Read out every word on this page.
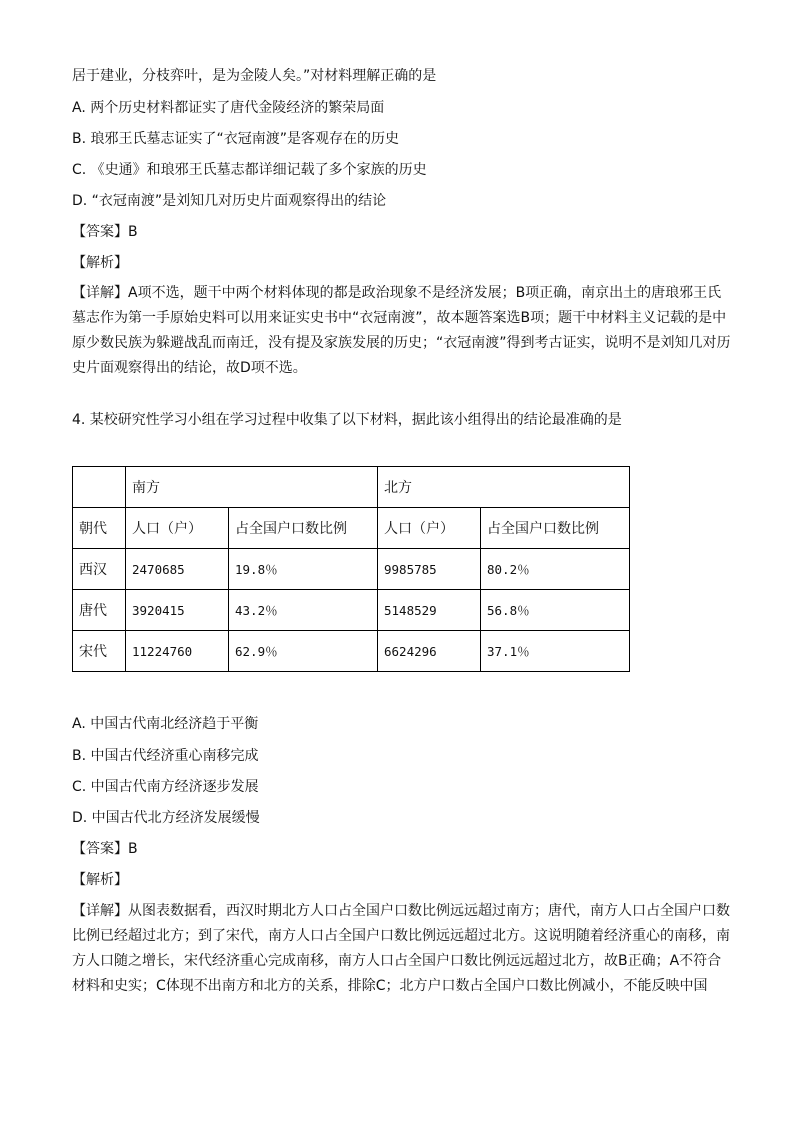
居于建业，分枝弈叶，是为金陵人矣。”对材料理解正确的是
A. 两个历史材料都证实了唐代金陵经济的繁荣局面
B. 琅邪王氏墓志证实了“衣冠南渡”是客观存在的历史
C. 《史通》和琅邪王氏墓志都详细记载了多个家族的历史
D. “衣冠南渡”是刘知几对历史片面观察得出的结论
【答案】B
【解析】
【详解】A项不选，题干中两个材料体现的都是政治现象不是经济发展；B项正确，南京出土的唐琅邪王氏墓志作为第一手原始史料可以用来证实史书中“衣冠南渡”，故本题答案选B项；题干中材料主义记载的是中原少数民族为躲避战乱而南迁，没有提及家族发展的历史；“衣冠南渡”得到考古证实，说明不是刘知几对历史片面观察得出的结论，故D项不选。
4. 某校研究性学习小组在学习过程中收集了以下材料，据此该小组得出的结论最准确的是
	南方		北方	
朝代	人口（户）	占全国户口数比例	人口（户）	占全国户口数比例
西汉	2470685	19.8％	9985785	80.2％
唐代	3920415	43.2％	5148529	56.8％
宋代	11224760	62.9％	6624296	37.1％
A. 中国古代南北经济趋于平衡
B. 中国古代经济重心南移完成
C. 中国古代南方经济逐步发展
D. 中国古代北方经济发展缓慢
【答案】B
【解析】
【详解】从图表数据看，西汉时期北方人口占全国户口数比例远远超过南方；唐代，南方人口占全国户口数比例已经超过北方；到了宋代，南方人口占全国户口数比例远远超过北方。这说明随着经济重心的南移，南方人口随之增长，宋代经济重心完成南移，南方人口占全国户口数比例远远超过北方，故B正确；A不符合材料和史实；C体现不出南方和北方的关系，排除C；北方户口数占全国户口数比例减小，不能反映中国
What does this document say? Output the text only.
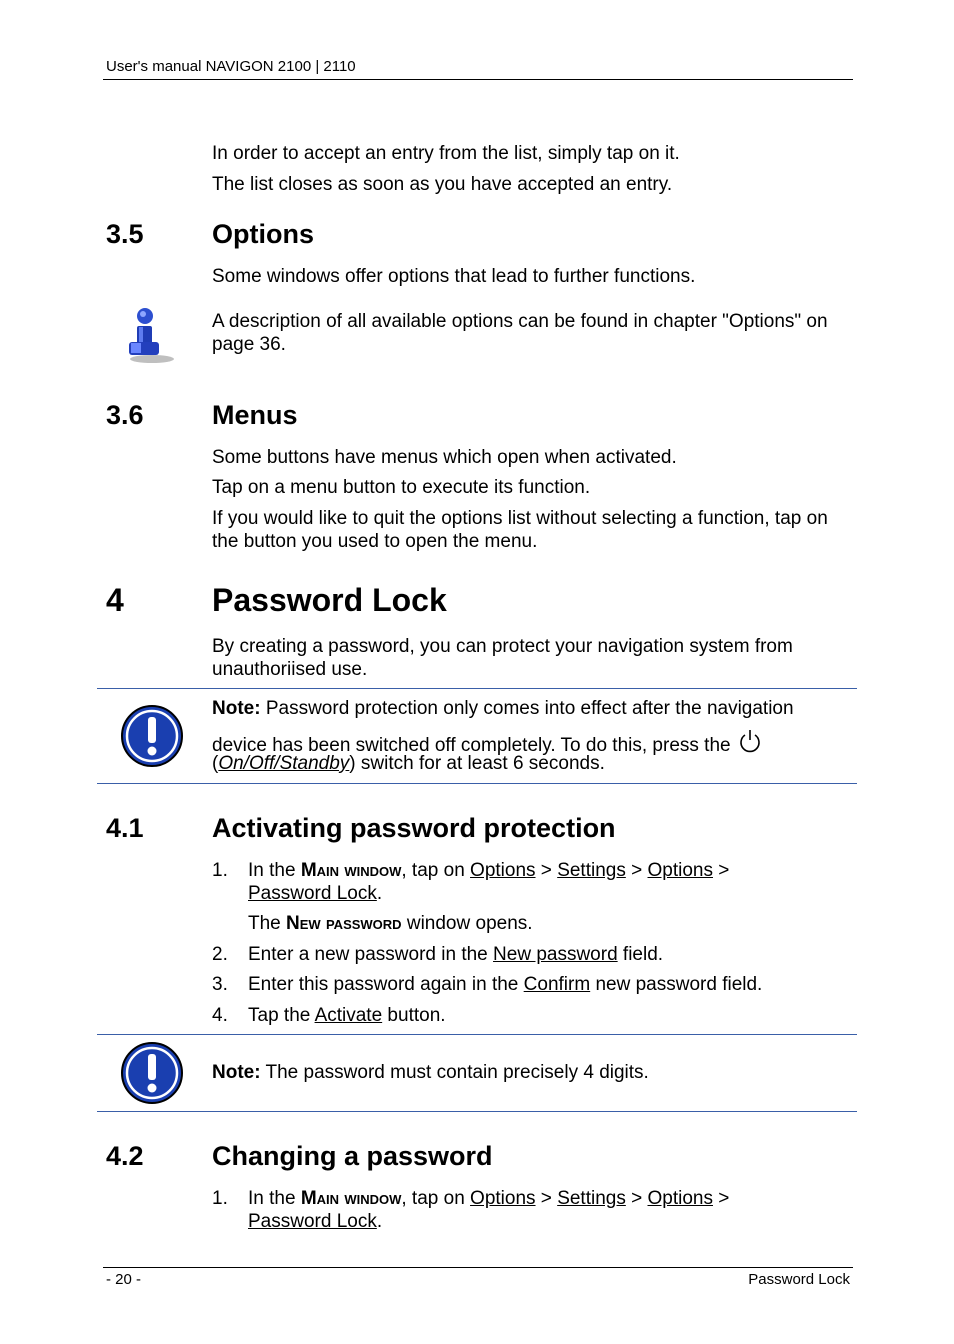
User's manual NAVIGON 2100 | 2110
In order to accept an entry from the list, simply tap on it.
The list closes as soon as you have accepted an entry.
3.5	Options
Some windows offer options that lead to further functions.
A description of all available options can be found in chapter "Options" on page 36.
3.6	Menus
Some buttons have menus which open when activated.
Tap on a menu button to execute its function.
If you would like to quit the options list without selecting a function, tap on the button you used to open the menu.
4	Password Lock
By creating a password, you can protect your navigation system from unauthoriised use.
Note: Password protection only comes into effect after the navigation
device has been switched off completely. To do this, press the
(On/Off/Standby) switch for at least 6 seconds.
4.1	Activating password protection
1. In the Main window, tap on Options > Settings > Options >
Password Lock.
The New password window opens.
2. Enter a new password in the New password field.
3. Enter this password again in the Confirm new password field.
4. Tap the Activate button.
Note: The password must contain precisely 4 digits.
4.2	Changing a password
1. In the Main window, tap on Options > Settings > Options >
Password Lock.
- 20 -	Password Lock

Exercise instructions - From the listing above, copy every line that includes the word "entry".

Answer to this problem -
In order to accept an entry from the list, simply tap on it.
The list closes as soon as you have accepted an entry.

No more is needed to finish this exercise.